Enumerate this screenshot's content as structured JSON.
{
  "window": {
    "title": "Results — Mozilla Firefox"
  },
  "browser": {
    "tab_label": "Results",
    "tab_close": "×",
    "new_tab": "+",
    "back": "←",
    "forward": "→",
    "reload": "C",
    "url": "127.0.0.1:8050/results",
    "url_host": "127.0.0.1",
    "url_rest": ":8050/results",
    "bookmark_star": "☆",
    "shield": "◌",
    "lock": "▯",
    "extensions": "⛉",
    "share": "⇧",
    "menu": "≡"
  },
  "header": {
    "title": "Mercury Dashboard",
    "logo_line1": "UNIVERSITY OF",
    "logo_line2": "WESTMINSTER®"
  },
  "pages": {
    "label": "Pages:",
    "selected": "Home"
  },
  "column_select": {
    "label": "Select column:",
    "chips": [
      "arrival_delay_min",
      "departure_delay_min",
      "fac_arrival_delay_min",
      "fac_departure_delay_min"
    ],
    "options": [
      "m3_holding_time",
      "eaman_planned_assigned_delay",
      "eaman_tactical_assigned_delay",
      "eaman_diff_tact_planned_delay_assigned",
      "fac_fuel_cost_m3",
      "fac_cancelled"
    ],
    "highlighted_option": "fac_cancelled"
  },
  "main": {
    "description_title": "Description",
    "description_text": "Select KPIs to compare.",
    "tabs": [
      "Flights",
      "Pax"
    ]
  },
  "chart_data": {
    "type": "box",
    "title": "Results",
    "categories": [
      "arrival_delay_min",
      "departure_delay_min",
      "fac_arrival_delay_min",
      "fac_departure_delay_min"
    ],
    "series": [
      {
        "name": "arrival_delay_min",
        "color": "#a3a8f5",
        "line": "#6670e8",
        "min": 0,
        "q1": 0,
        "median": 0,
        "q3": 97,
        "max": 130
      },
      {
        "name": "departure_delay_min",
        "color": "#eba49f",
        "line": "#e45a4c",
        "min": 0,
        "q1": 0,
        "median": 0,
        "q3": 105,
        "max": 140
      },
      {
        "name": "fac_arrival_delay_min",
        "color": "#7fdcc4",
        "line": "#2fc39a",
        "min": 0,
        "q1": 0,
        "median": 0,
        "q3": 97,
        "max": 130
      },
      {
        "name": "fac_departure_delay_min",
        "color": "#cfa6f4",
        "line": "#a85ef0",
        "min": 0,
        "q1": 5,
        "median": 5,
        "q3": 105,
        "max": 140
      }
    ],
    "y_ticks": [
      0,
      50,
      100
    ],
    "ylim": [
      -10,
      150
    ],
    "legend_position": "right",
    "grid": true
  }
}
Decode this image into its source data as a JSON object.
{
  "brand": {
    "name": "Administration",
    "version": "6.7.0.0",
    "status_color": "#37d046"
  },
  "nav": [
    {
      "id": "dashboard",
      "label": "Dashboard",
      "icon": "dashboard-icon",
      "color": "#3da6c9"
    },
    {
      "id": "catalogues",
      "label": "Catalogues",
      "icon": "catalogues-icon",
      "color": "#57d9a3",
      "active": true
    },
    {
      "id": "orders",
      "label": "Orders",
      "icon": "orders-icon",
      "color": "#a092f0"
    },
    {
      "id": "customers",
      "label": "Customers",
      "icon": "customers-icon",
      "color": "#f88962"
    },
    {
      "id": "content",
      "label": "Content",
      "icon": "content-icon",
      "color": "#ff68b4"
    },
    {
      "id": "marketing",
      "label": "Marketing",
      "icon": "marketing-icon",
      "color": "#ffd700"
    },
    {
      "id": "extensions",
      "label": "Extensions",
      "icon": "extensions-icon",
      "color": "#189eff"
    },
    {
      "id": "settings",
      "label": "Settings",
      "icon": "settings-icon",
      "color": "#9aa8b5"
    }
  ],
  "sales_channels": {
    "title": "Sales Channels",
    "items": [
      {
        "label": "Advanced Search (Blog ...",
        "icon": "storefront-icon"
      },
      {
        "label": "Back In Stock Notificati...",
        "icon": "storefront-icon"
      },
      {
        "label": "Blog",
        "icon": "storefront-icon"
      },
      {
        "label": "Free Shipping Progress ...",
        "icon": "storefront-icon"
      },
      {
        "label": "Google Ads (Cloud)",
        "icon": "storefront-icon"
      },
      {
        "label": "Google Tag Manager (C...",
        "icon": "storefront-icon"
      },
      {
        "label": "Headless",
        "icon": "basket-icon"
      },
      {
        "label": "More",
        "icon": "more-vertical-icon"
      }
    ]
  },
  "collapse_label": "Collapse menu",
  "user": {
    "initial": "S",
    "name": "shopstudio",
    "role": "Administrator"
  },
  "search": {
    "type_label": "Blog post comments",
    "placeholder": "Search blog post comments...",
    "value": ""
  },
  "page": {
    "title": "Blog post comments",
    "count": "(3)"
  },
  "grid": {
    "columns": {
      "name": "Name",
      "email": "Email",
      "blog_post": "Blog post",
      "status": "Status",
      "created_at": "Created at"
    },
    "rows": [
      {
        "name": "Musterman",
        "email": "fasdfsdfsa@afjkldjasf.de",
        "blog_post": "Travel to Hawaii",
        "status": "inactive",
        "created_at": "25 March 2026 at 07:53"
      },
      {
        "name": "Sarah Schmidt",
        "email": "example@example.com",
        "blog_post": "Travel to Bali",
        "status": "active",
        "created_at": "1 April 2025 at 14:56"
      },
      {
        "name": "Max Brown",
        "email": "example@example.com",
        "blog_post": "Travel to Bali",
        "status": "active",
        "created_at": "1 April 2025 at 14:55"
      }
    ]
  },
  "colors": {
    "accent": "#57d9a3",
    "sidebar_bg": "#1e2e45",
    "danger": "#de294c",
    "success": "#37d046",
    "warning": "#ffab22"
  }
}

++++++++++

▶ Exercise aim
Each entry above is to be quoted exactly.

▶ Problem solution
Enumerate this screenshot's content as structured JSON.
{
  "window": {
    "title": "Results — Mozilla Firefox"
  },
  "browser": {
    "tab_label": "Results",
    "tab_close": "×",
    "new_tab": "+",
    "back": "←",
    "forward": "→",
    "reload": "C",
    "url": "127.0.0.1:8050/results",
    "url_host": "127.0.0.1",
    "url_rest": ":8050/results",
    "bookmark_star": "☆",
    "shield": "◌",
    "lock": "▯",
    "extensions": "⛉",
    "share": "⇧",
    "menu": "≡"
  },
  "header": {
    "title": "Mercury Dashboard",
    "logo_line1": "UNIVERSITY OF",
    "logo_line2": "WESTMINSTER®"
  },
  "pages": {
    "label": "Pages:",
    "selected": "Home"
  },
  "column_select": {
    "label": "Select column:",
    "chips": [
      "arrival_delay_min",
      "departure_delay_min",
      "fac_arrival_delay_min",
      "fac_departure_delay_min"
    ],
    "options": [
      "m3_holding_time",
      "eaman_planned_assigned_delay",
      "eaman_tactical_assigned_delay",
      "eaman_diff_tact_planned_delay_assigned",
      "fac_fuel_cost_m3",
      "fac_cancelled"
    ],
    "highlighted_option": "fac_cancelled"
  },
  "main": {
    "description_title": "Description",
    "description_text": "Select KPIs to compare.",
    "tabs": [
      "Flights",
      "Pax"
    ]
  },
  "chart_data": {
    "type": "box",
    "title": "Results",
    "categories": [
      "arrival_delay_min",
      "departure_delay_min",
      "fac_arrival_delay_min",
      "fac_departure_delay_min"
    ],
    "series": [
      {
        "name": "arrival_delay_min",
        "color": "#a3a8f5",
        "line": "#6670e8",
        "min": 0,
        "q1": 0,
        "median": 0,
        "q3": 97,
        "max": 130
      },
      {
        "name": "departure_delay_min",
        "color": "#eba49f",
        "line": "#e45a4c",
        "min": 0,
        "q1": 0,
        "median": 0,
        "q3": 105,
        "max": 140
      },
      {
        "name": "fac_arrival_delay_min",
        "color": "#7fdcc4",
        "line": "#2fc39a",
        "min": 0,
        "q1": 0,
        "median": 0,
        "q3": 97,
        "max": 130
      },
      {
        "name": "fac_departure_delay_min",
        "color": "#cfa6f4",
        "line": "#a85ef0",
        "min": 0,
        "q1": 5,
        "median": 5,
        "q3": 105,
        "max": 140
      }
    ],
    "y_ticks": [
      0,
      50,
      100
    ],
    "ylim": [
      -10,
      150
    ],
    "legend_position": "right",
    "grid": true
  }
}
Decode this image into its source data as a JSON object.
{
  "brand": {
    "name": "Administration",
    "version": "6.7.0.0",
    "status_color": "#37d046"
  },
  "nav": [
    {
      "id": "dashboard",
      "label": "Dashboard",
      "icon": "dashboard-icon",
      "color": "#3da6c9"
    },
    {
      "id": "catalogues",
      "label": "Catalogues",
      "icon": "catalogues-icon",
      "color": "#57d9a3",
      "active": true
    },
    {
      "id": "orders",
      "label": "Orders",
      "icon": "orders-icon",
      "color": "#a092f0"
    },
    {
      "id": "customers",
      "label": "Customers",
      "icon": "customers-icon",
      "color": "#f88962"
    },
    {
      "id": "content",
      "label": "Content",
      "icon": "content-icon",
      "color": "#ff68b4"
    },
    {
      "id": "marketing",
      "label": "Marketing",
      "icon": "marketing-icon",
      "color": "#ffd700"
    },
    {
      "id": "extensions",
      "label": "Extensions",
      "icon": "extensions-icon",
      "color": "#189eff"
    },
    {
      "id": "settings",
      "label": "Settings",
      "icon": "settings-icon",
      "color": "#9aa8b5"
    }
  ],
  "sales_channels": {
    "title": "Sales Channels",
    "items": [
      {
        "label": "Advanced Search (Blog ...",
        "icon": "storefront-icon"
      },
      {
        "label": "Back In Stock Notificati...",
        "icon": "storefront-icon"
      },
      {
        "label": "Blog",
        "icon": "storefront-icon"
      },
      {
        "label": "Free Shipping Progress ...",
        "icon": "storefront-icon"
      },
      {
        "label": "Google Ads (Cloud)",
        "icon": "storefront-icon"
      },
      {
        "label": "Google Tag Manager (C...",
        "icon": "storefront-icon"
      },
      {
        "label": "Headless",
        "icon": "basket-icon"
      },
      {
        "label": "More",
        "icon": "more-vertical-icon"
      }
    ]
  },
  "collapse_label": "Collapse menu",
  "user": {
    "initial": "S",
    "name": "shopstudio",
    "role": "Administrator"
  },
  "search": {
    "type_label": "Blog post comments",
    "placeholder": "Search blog post comments...",
    "value": ""
  },
  "page": {
    "title": "Blog post comments",
    "count": "(3)"
  },
  "grid": {
    "columns": {
      "name": "Name",
      "email": "Email",
      "blog_post": "Blog post",
      "status": "Status",
      "created_at": "Created at"
    },
    "rows": [
      {
        "name": "Musterman",
        "email": "fasdfsdfsa@afjkldjasf.de",
        "blog_post": "Travel to Hawaii",
        "status": "inactive",
        "created_at": "25 March 2026 at 07:53"
      },
      {
        "name": "Sarah Schmidt",
        "email": "example@example.com",
        "blog_post": "Travel to Bali",
        "status": "active",
        "created_at": "1 April 2025 at 14:56"
      },
      {
        "name": "Max Brown",
        "email": "example@example.com",
        "blog_post": "Travel to Bali",
        "status": "active",
        "created_at": "1 April 2025 at 14:55"
      }
    ]
  },
  "colors": {
    "accent": "#57d9a3",
    "sidebar_bg": "#1e2e45",
    "danger": "#de294c",
    "success": "#37d046",
    "warning": "#ffab22"
  }
}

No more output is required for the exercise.